%%

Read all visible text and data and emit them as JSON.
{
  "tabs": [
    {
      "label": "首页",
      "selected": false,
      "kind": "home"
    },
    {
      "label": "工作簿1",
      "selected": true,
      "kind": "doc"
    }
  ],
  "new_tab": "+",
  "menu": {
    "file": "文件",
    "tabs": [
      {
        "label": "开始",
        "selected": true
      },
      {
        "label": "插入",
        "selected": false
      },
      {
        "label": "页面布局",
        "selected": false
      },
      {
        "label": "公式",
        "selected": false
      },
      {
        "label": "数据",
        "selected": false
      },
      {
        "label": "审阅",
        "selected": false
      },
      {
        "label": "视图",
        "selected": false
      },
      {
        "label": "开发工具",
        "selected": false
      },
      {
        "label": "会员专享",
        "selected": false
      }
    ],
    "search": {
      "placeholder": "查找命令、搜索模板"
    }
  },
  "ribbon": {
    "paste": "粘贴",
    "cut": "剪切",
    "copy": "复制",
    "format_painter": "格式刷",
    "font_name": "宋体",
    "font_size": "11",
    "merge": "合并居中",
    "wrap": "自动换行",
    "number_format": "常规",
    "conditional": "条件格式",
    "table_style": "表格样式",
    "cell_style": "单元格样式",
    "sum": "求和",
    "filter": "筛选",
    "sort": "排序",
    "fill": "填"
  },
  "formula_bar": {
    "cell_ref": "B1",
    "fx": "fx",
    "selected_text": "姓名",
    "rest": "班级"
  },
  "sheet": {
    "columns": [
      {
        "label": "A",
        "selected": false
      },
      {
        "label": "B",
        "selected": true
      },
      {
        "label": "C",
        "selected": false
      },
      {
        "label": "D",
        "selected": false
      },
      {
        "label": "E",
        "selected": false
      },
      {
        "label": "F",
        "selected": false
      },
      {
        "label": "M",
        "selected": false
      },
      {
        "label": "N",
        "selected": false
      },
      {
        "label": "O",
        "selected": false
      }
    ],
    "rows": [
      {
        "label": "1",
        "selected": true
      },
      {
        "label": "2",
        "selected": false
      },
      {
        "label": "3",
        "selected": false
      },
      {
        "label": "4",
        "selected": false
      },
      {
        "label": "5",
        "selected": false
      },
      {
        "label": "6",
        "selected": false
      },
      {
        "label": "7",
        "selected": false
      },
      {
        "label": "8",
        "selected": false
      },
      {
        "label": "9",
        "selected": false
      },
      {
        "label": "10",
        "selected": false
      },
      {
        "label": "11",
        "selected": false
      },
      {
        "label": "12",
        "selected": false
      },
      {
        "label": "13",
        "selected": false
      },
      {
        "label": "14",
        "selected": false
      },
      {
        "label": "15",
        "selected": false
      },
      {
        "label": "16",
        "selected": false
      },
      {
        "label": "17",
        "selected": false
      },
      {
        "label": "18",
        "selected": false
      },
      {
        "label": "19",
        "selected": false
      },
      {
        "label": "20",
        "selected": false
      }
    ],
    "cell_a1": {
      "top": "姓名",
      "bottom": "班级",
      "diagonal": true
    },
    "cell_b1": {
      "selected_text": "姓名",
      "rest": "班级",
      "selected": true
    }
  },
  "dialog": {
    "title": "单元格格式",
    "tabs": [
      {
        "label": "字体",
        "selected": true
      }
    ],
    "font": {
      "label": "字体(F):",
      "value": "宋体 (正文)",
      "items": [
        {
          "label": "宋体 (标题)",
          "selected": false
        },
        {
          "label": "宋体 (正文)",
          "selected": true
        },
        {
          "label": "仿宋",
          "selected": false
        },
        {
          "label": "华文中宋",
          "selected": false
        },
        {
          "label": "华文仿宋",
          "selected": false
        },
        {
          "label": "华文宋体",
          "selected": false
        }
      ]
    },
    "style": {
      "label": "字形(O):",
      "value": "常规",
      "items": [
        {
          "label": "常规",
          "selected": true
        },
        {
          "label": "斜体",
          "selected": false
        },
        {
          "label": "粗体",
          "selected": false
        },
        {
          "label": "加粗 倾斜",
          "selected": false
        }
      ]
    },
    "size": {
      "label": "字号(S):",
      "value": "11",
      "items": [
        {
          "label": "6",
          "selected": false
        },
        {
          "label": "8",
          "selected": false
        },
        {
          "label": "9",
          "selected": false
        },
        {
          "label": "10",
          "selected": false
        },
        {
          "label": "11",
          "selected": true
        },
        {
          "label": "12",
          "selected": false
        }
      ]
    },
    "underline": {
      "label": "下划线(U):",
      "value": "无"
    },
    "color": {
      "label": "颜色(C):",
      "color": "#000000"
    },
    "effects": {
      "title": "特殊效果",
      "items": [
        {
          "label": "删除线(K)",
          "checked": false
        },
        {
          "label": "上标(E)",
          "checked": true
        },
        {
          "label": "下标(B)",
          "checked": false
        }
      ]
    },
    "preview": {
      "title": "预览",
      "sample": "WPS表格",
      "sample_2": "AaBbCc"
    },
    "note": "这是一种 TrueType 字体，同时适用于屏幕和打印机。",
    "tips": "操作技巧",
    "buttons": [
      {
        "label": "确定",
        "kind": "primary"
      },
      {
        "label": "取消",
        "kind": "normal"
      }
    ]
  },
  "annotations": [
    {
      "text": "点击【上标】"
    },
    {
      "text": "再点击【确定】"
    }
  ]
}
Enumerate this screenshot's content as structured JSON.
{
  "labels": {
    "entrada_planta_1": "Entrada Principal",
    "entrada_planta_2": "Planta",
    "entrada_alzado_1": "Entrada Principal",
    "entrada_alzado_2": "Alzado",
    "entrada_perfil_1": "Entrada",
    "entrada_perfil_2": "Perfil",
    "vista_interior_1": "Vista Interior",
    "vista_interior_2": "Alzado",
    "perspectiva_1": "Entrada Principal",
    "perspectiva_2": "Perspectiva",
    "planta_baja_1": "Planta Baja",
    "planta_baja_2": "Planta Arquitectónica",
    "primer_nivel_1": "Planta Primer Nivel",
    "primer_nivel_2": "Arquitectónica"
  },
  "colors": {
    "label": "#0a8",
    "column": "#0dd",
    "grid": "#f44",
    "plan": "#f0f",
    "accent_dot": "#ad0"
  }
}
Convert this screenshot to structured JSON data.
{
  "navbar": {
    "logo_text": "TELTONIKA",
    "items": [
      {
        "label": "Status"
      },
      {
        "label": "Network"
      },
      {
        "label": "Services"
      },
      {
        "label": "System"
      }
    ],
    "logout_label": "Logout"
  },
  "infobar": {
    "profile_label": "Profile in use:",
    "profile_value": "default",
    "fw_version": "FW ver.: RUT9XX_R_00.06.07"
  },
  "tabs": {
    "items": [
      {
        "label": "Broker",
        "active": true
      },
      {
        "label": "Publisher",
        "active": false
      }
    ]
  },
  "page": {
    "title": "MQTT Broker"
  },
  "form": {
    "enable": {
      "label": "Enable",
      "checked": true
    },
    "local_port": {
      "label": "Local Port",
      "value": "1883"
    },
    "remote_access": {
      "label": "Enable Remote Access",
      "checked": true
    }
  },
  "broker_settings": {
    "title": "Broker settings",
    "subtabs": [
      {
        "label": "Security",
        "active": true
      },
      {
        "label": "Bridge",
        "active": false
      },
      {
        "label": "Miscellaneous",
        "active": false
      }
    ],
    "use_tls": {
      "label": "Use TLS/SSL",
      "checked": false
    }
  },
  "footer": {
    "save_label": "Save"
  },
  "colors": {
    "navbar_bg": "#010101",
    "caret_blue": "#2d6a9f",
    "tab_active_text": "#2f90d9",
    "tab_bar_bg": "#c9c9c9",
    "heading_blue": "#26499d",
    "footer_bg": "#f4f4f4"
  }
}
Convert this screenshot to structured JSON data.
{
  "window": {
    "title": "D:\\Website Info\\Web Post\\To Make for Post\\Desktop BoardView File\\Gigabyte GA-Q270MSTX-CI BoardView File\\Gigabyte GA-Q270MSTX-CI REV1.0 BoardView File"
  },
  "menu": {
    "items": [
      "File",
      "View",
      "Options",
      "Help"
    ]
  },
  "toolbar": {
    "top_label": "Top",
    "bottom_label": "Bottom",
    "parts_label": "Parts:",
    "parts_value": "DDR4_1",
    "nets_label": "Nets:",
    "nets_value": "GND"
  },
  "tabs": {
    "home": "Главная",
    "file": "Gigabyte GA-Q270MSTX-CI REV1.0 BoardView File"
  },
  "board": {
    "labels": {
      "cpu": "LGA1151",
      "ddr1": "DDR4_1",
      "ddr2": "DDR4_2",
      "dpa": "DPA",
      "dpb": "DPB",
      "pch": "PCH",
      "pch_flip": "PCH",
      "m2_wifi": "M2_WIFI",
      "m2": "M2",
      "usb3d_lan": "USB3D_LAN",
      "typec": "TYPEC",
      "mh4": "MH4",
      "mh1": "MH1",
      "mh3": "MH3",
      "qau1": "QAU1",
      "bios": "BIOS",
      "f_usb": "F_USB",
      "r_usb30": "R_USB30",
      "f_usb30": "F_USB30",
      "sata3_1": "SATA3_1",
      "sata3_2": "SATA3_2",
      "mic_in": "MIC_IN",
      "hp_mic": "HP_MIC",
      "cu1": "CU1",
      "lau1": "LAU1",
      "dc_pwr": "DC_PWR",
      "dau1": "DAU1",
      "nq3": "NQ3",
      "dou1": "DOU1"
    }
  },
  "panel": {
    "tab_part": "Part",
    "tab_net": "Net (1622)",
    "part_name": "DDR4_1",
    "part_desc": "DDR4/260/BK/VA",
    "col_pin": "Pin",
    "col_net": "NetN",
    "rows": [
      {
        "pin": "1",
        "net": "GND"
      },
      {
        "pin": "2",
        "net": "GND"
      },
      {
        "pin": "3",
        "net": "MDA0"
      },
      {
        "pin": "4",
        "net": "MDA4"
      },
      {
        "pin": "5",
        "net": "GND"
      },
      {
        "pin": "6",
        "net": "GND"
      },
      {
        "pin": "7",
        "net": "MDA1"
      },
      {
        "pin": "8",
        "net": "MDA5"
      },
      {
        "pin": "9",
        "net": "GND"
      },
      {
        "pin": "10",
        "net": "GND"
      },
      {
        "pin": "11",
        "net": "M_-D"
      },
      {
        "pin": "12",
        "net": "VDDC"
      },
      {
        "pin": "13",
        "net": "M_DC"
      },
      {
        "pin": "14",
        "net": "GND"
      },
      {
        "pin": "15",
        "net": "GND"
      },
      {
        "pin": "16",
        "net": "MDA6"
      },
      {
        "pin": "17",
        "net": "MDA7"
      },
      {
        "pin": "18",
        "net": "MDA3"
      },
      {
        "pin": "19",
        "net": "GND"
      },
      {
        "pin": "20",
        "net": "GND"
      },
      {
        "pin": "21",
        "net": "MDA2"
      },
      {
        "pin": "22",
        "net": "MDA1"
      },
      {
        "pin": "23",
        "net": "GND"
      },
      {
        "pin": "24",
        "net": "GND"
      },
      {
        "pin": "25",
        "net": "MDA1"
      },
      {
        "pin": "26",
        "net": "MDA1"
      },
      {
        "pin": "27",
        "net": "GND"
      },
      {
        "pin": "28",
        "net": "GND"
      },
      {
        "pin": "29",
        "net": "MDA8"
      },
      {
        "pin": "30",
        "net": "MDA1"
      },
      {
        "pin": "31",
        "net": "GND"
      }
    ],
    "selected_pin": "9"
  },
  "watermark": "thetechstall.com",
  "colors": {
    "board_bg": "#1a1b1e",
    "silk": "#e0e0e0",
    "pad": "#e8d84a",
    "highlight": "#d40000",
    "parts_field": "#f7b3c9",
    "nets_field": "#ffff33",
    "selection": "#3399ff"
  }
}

%%

Exercise aim :: List every line in the records above that contains the word "BoardView".

Written reply ::
    "title": "D:\\Website Info\\Web Post\\To Make for Post\\Desktop BoardView File\\Gigabyte GA-Q270MSTX-CI BoardView File\\Gigabyte GA-Q270MSTX-CI REV1.0 BoardView File"
    "file": "Gigabyte GA-Q270MSTX-CI REV1.0 BoardView File"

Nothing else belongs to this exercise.